* _STATED GOAL_:
In the listing below, locate the lines that hold the string "reviewed". Copy those lines.

[Figure contents as structured data]
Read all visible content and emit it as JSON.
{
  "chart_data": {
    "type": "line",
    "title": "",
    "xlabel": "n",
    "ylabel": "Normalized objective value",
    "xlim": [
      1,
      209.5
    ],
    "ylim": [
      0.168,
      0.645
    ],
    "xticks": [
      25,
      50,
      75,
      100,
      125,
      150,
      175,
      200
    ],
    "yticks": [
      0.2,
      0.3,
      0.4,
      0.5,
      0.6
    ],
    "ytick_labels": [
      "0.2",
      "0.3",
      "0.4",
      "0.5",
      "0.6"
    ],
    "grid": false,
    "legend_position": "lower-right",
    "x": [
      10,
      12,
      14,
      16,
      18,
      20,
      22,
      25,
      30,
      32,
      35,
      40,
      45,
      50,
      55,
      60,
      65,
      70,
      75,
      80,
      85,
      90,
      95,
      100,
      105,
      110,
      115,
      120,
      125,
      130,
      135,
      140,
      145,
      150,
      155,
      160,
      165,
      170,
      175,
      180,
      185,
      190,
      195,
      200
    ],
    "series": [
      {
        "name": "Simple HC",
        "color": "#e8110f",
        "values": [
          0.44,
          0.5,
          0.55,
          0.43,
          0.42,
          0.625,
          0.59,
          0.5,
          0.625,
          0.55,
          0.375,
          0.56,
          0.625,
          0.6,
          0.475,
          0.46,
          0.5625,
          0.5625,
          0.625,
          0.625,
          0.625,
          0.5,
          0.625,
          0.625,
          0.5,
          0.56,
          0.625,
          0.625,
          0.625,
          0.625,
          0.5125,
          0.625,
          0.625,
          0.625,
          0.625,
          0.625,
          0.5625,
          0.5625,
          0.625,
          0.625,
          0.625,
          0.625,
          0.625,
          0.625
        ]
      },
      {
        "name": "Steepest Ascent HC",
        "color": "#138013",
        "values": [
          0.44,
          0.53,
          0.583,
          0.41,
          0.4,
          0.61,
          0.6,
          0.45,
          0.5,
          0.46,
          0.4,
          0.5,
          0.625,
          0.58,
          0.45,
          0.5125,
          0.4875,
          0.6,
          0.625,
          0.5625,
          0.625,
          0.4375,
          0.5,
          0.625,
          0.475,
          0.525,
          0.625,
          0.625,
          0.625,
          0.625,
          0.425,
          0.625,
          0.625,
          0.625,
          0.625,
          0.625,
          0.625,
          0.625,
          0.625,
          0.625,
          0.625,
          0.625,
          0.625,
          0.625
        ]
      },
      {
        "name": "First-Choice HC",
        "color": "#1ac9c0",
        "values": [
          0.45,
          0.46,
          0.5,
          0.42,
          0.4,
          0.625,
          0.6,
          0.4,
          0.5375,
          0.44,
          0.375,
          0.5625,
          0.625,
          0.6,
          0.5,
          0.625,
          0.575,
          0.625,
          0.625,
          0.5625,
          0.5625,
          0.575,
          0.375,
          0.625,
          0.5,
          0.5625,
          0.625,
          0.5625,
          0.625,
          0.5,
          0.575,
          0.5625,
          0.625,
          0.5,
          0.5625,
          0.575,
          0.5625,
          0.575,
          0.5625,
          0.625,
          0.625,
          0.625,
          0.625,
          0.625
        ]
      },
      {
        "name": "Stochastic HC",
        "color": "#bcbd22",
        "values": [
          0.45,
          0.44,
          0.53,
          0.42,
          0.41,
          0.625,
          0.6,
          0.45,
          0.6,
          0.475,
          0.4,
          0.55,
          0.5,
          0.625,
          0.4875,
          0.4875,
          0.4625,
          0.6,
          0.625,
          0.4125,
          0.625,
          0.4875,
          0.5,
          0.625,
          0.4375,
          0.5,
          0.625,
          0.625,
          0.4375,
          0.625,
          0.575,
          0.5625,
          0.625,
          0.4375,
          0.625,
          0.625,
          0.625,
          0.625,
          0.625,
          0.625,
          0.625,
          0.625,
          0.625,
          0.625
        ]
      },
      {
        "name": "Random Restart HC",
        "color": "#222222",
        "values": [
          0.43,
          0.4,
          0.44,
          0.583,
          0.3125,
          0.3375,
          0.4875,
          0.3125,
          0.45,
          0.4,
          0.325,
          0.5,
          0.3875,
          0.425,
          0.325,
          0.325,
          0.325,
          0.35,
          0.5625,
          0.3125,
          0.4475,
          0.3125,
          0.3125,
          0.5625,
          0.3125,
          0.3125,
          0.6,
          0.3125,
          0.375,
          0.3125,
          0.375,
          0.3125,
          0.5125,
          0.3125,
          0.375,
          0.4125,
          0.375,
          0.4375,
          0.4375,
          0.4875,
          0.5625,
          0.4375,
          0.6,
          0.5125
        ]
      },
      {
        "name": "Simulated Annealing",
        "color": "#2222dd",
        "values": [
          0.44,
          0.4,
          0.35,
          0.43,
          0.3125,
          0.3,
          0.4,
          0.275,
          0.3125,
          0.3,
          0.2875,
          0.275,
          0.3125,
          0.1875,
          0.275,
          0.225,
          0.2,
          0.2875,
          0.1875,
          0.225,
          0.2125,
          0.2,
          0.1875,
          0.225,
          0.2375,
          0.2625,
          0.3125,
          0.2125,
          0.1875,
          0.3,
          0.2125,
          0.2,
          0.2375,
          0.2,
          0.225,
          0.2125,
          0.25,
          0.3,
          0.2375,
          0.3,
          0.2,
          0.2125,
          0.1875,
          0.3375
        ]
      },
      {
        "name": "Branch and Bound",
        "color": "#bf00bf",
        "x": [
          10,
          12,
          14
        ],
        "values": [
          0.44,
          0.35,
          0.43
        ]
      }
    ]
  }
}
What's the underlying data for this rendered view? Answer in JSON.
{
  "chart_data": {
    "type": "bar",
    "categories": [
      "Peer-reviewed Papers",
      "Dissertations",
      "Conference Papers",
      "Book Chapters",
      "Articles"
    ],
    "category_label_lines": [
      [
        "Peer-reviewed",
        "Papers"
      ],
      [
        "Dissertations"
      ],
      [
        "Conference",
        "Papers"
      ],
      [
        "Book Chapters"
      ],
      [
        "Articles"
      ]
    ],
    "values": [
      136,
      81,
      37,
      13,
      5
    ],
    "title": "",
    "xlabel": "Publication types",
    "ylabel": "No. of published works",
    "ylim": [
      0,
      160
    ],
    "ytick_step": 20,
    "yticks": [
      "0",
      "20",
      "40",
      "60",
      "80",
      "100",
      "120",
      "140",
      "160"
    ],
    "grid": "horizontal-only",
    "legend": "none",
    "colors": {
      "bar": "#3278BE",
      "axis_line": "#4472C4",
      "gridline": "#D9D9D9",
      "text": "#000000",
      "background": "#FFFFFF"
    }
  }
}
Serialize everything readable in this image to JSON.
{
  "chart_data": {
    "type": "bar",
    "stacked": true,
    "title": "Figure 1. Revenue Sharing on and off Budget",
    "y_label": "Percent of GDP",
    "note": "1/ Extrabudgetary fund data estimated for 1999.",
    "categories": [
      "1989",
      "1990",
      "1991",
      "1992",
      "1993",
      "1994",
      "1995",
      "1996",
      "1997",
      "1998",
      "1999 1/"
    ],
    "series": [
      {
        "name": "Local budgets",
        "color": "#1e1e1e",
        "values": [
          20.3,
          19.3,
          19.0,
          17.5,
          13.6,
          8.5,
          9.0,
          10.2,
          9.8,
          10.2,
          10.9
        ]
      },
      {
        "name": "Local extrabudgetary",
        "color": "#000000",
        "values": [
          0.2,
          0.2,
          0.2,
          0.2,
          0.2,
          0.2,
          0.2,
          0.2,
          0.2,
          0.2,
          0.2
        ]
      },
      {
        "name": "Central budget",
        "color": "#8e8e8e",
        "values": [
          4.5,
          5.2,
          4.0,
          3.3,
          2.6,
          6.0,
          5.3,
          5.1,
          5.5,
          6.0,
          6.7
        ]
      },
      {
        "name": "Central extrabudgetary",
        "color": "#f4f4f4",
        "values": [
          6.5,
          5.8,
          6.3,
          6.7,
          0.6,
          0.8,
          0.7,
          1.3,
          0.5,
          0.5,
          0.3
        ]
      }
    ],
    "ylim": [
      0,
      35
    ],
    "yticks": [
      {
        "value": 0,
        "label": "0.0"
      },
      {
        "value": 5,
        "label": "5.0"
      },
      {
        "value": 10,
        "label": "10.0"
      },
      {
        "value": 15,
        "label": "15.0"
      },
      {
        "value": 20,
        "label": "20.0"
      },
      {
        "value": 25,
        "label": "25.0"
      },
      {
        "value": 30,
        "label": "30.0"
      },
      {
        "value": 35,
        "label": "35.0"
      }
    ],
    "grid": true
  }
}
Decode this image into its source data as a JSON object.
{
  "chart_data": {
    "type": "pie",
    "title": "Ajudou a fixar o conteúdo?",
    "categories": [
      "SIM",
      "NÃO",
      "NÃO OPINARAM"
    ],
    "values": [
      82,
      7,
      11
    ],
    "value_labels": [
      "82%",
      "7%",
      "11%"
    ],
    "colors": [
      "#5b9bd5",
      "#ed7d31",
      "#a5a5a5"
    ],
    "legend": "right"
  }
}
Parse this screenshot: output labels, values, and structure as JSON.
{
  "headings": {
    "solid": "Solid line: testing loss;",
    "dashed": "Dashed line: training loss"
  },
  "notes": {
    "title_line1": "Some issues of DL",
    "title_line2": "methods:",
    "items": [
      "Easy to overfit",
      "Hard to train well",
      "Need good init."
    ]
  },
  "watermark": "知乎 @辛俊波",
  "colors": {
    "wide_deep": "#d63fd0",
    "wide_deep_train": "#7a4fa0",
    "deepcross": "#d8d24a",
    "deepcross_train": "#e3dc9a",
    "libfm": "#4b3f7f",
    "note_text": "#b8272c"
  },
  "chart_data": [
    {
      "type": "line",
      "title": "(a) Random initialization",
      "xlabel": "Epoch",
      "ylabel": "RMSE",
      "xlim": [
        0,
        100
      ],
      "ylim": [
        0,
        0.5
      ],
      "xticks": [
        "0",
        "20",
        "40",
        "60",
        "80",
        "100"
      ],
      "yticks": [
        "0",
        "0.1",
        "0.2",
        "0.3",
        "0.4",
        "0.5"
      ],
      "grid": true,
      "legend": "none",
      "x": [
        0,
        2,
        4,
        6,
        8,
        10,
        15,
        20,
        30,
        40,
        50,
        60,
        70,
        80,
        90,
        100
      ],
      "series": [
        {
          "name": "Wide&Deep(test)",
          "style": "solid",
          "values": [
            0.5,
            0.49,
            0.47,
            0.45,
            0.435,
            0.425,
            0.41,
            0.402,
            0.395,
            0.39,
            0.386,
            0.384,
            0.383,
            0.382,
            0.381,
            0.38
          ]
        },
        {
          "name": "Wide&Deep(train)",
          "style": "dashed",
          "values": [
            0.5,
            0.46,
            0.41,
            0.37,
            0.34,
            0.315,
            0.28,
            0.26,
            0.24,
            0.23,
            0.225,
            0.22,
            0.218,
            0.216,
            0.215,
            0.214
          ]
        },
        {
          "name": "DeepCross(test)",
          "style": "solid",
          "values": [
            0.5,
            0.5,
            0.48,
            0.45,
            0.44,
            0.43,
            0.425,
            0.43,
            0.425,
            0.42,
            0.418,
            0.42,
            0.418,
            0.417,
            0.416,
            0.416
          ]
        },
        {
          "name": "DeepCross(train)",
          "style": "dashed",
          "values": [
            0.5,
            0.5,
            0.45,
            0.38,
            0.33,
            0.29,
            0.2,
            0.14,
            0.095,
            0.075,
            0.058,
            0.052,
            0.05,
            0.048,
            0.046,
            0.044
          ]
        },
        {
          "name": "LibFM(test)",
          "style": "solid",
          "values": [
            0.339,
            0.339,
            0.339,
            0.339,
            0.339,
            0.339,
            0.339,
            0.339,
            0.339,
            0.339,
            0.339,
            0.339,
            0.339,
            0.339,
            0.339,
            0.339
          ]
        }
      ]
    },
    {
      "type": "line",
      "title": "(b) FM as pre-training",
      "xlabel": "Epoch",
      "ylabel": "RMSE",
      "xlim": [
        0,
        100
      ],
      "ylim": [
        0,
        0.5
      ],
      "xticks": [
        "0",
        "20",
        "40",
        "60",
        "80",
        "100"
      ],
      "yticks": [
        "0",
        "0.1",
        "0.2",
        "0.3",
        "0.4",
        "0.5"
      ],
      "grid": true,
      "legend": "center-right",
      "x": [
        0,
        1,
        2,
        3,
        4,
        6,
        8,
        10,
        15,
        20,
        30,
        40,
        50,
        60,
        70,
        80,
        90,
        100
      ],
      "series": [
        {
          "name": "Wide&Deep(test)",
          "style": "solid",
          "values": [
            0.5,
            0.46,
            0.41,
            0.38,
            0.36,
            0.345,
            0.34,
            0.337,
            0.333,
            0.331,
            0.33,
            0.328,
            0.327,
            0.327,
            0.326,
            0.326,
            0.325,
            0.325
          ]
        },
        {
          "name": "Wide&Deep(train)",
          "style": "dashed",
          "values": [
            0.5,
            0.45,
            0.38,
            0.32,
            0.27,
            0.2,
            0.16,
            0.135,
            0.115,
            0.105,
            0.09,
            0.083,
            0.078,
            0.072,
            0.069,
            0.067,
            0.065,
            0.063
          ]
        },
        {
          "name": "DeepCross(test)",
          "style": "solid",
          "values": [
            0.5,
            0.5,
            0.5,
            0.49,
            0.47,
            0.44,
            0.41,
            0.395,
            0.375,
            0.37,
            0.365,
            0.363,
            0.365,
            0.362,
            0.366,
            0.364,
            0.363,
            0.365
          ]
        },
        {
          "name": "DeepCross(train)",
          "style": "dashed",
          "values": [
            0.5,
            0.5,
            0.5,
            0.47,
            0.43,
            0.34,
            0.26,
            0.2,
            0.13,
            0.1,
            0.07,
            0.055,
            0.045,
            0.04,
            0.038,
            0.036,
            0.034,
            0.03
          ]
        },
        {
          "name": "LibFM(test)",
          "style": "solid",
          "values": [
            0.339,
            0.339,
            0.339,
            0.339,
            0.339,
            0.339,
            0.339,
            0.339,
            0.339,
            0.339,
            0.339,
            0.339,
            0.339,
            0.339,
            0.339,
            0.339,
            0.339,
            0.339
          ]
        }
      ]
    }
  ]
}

* _RESULT FOR THIS EXERCISE_:
      "Peer-reviewed Papers",
        "Peer-reviewed",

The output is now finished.